>> start MATERIAL SHOWN
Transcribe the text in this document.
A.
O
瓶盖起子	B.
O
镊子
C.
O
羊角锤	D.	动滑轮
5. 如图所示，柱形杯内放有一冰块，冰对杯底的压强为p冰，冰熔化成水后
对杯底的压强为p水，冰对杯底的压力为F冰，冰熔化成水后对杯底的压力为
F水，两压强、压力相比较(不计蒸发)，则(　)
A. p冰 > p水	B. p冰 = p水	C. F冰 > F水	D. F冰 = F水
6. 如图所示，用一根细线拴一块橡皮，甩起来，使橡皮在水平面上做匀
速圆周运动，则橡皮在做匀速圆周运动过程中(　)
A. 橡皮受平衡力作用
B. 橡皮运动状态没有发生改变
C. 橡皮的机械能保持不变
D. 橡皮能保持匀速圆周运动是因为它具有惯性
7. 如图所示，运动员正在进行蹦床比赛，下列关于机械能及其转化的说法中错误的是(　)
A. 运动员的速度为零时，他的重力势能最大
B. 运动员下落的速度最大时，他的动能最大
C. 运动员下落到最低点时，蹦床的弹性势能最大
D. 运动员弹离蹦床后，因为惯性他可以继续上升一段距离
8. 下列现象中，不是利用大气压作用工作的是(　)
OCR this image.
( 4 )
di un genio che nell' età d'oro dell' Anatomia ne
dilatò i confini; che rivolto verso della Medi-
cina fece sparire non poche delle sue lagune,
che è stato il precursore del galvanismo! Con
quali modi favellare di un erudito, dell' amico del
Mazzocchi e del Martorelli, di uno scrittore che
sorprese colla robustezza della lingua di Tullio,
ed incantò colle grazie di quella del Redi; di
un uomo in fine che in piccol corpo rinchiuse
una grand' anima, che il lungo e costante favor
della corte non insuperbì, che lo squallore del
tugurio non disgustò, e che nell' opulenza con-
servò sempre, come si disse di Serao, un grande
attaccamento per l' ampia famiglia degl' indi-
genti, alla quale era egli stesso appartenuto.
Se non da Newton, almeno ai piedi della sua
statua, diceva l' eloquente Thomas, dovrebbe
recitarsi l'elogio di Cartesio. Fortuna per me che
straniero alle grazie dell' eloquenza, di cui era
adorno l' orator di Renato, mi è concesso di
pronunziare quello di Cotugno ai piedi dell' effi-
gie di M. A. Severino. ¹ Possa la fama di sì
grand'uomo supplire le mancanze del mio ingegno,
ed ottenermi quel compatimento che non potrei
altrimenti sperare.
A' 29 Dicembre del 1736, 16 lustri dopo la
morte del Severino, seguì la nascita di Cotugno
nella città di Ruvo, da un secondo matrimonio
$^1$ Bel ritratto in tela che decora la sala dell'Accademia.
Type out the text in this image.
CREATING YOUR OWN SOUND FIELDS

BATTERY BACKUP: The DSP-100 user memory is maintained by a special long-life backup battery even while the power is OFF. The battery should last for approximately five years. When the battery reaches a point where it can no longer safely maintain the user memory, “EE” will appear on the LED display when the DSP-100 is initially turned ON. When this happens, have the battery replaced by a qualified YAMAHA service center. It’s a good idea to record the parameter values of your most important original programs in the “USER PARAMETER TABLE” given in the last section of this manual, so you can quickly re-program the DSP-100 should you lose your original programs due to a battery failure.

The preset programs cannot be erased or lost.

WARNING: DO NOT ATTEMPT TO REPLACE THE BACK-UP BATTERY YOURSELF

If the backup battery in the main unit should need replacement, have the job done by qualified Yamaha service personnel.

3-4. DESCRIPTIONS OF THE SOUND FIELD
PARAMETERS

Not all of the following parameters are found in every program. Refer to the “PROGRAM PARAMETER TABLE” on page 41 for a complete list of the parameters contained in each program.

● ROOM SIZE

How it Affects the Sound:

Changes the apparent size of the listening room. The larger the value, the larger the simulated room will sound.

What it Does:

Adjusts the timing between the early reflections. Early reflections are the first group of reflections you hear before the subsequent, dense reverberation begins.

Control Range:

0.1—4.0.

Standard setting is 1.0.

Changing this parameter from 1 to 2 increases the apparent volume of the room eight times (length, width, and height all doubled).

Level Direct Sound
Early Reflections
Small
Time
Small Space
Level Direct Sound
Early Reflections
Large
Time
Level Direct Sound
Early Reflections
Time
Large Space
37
>> end MATERIAL SHOWN
§ THE REQUEST:
Write out the full listing exactly as given.

§ EXPECTED OUTPUT:
Transcribe the text in this document.
A.
O
瓶盖起子	B.
O
镊子
C.
O
羊角锤	D.	动滑轮
5. 如图所示，柱形杯内放有一冰块，冰对杯底的压强为p冰，冰熔化成水后
对杯底的压强为p水，冰对杯底的压力为F冰，冰熔化成水后对杯底的压力为
F水，两压强、压力相比较(不计蒸发)，则(　)
A. p冰 > p水	B. p冰 = p水	C. F冰 > F水	D. F冰 = F水
6. 如图所示，用一根细线拴一块橡皮，甩起来，使橡皮在水平面上做匀
速圆周运动，则橡皮在做匀速圆周运动过程中(　)
A. 橡皮受平衡力作用
B. 橡皮运动状态没有发生改变
C. 橡皮的机械能保持不变
D. 橡皮能保持匀速圆周运动是因为它具有惯性
7. 如图所示，运动员正在进行蹦床比赛，下列关于机械能及其转化的说法中错误的是(　)
A. 运动员的速度为零时，他的重力势能最大
B. 运动员下落的速度最大时，他的动能最大
C. 运动员下落到最低点时，蹦床的弹性势能最大
D. 运动员弹离蹦床后，因为惯性他可以继续上升一段距离
8. 下列现象中，不是利用大气压作用工作的是(　)
OCR this image.
( 4 )
di un genio che nell' età d'oro dell' Anatomia ne
dilatò i confini; che rivolto verso della Medi-
cina fece sparire non poche delle sue lagune,
che è stato il precursore del galvanismo! Con
quali modi favellare di un erudito, dell' amico del
Mazzocchi e del Martorelli, di uno scrittore che
sorprese colla robustezza della lingua di Tullio,
ed incantò colle grazie di quella del Redi; di
un uomo in fine che in piccol corpo rinchiuse
una grand' anima, che il lungo e costante favor
della corte non insuperbì, che lo squallore del
tugurio non disgustò, e che nell' opulenza con-
servò sempre, come si disse di Serao, un grande
attaccamento per l' ampia famiglia degl' indi-
genti, alla quale era egli stesso appartenuto.
Se non da Newton, almeno ai piedi della sua
statua, diceva l' eloquente Thomas, dovrebbe
recitarsi l'elogio di Cartesio. Fortuna per me che
straniero alle grazie dell' eloquenza, di cui era
adorno l' orator di Renato, mi è concesso di
pronunziare quello di Cotugno ai piedi dell' effi-
gie di M. A. Severino. ¹ Possa la fama di sì
grand'uomo supplire le mancanze del mio ingegno,
ed ottenermi quel compatimento che non potrei
altrimenti sperare.
A' 29 Dicembre del 1736, 16 lustri dopo la
morte del Severino, seguì la nascita di Cotugno
nella città di Ruvo, da un secondo matrimonio
$^1$ Bel ritratto in tela che decora la sala dell'Accademia.
Type out the text in this image.
CREATING YOUR OWN SOUND FIELDS

BATTERY BACKUP: The DSP-100 user memory is maintained by a special long-life backup battery even while the power is OFF. The battery should last for approximately five years. When the battery reaches a point where it can no longer safely maintain the user memory, “EE” will appear on the LED display when the DSP-100 is initially turned ON. When this happens, have the battery replaced by a qualified YAMAHA service center. It’s a good idea to record the parameter values of your most important original programs in the “USER PARAMETER TABLE” given in the last section of this manual, so you can quickly re-program the DSP-100 should you lose your original programs due to a battery failure.

The preset programs cannot be erased or lost.

WARNING: DO NOT ATTEMPT TO REPLACE THE BACK-UP BATTERY YOURSELF

If the backup battery in the main unit should need replacement, have the job done by qualified Yamaha service personnel.

3-4. DESCRIPTIONS OF THE SOUND FIELD
PARAMETERS

Not all of the following parameters are found in every program. Refer to the “PROGRAM PARAMETER TABLE” on page 41 for a complete list of the parameters contained in each program.

● ROOM SIZE

How it Affects the Sound:

Changes the apparent size of the listening room. The larger the value, the larger the simulated room will sound.

What it Does:

Adjusts the timing between the early reflections. Early reflections are the first group of reflections you hear before the subsequent, dense reverberation begins.

Control Range:

0.1—4.0.

Standard setting is 1.0.

Changing this parameter from 1 to 2 increases the apparent volume of the room eight times (length, width, and height all doubled).

Level Direct Sound
Early Reflections
Small
Time
Small Space
Level Direct Sound
Early Reflections
Large
Time
Level Direct Sound
Early Reflections
Time
Large Space
37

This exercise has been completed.